**Given request:** You are to retype all of the data exactly as it appears.

**Stored data:**
★ ★ ★ ★ ★ ★ ★
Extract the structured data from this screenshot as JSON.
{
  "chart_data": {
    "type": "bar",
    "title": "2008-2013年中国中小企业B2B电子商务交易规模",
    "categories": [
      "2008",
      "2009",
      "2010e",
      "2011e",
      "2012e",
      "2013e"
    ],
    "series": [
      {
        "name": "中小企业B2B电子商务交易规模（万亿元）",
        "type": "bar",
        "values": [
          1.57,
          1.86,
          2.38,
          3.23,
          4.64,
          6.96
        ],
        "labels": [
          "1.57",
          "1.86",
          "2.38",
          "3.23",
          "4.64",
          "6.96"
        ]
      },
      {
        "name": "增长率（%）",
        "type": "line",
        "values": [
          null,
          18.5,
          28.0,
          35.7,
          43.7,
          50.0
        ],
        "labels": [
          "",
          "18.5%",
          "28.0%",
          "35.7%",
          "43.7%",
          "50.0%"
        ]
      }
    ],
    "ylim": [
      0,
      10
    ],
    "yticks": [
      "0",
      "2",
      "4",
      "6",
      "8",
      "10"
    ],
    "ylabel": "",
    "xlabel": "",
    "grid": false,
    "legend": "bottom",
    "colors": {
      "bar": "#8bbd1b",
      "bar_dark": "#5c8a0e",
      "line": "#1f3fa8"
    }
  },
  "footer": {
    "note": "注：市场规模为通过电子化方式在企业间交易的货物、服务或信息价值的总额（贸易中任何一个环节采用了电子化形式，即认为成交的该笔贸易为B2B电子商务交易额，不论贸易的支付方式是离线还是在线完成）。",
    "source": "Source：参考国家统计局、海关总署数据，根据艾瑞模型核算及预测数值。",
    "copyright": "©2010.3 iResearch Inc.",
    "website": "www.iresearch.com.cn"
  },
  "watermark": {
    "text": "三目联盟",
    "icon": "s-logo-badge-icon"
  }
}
★ ★ ★ ★ ★ ★ ★
**Reply to the task:**
Extract the structured data from this screenshot as JSON.
{
  "chart_data": {
    "type": "bar",
    "title": "2008-2013年中国中小企业B2B电子商务交易规模",
    "categories": [
      "2008",
      "2009",
      "2010e",
      "2011e",
      "2012e",
      "2013e"
    ],
    "series": [
      {
        "name": "中小企业B2B电子商务交易规模（万亿元）",
        "type": "bar",
        "values": [
          1.57,
          1.86,
          2.38,
          3.23,
          4.64,
          6.96
        ],
        "labels": [
          "1.57",
          "1.86",
          "2.38",
          "3.23",
          "4.64",
          "6.96"
        ]
      },
      {
        "name": "增长率（%）",
        "type": "line",
        "values": [
          null,
          18.5,
          28.0,
          35.7,
          43.7,
          50.0
        ],
        "labels": [
          "",
          "18.5%",
          "28.0%",
          "35.7%",
          "43.7%",
          "50.0%"
        ]
      }
    ],
    "ylim": [
      0,
      10
    ],
    "yticks": [
      "0",
      "2",
      "4",
      "6",
      "8",
      "10"
    ],
    "ylabel": "",
    "xlabel": "",
    "grid": false,
    "legend": "bottom",
    "colors": {
      "bar": "#8bbd1b",
      "bar_dark": "#5c8a0e",
      "line": "#1f3fa8"
    }
  },
  "footer": {
    "note": "注：市场规模为通过电子化方式在企业间交易的货物、服务或信息价值的总额（贸易中任何一个环节采用了电子化形式，即认为成交的该笔贸易为B2B电子商务交易额，不论贸易的支付方式是离线还是在线完成）。",
    "source": "Source：参考国家统计局、海关总署数据，根据艾瑞模型核算及预测数值。",
    "copyright": "©2010.3 iResearch Inc.",
    "website": "www.iresearch.com.cn"
  },
  "watermark": {
    "text": "三目联盟",
    "icon": "s-logo-badge-icon"
  }
}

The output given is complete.